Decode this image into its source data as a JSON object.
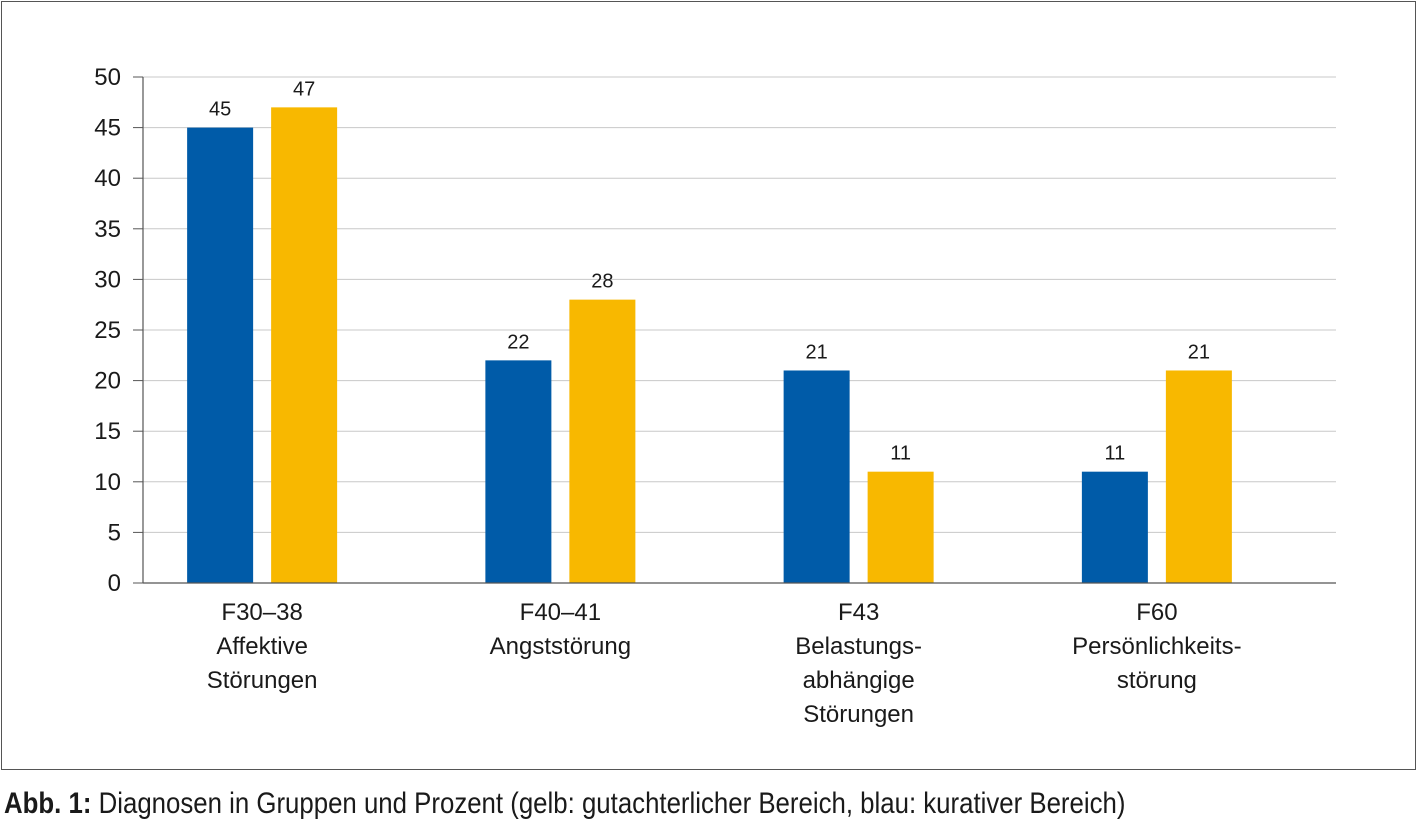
{
  "chart_data": {
    "type": "bar",
    "categories": [
      [
        "F30–38",
        "Affektive",
        "Störungen"
      ],
      [
        "F40–41",
        "Angststörung"
      ],
      [
        "F43",
        "Belastungs-",
        "abhängige",
        "Störungen"
      ],
      [
        "F60",
        "Persönlichkeits-",
        "störung"
      ]
    ],
    "series": [
      {
        "color": "#005BA8",
        "values": [
          45,
          22,
          21,
          11
        ]
      },
      {
        "color": "#F8B800",
        "values": [
          47,
          28,
          11,
          21
        ]
      }
    ],
    "ylim": [
      0,
      50
    ],
    "yticks": [
      0,
      5,
      10,
      15,
      20,
      25,
      30,
      35,
      40,
      45,
      50
    ],
    "grid": true,
    "data_labels": true
  },
  "caption": {
    "lead": "Abb. 1:",
    "text": " Diagnosen in Gruppen und Prozent (gelb: gutachterlicher Bereich, blau: kurativer Bereich)"
  }
}
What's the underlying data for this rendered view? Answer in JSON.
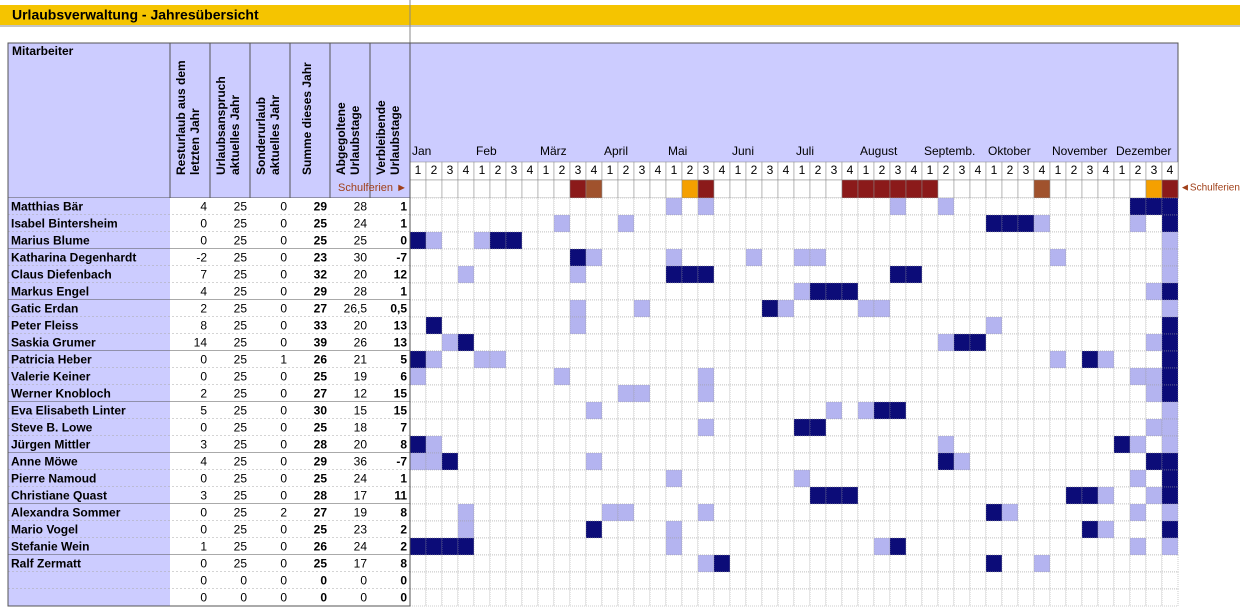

= = = = = = =

(Stated task) Your answer should be a single number: the count of lines in the entries that contain the word "this".

(Exercise result) 2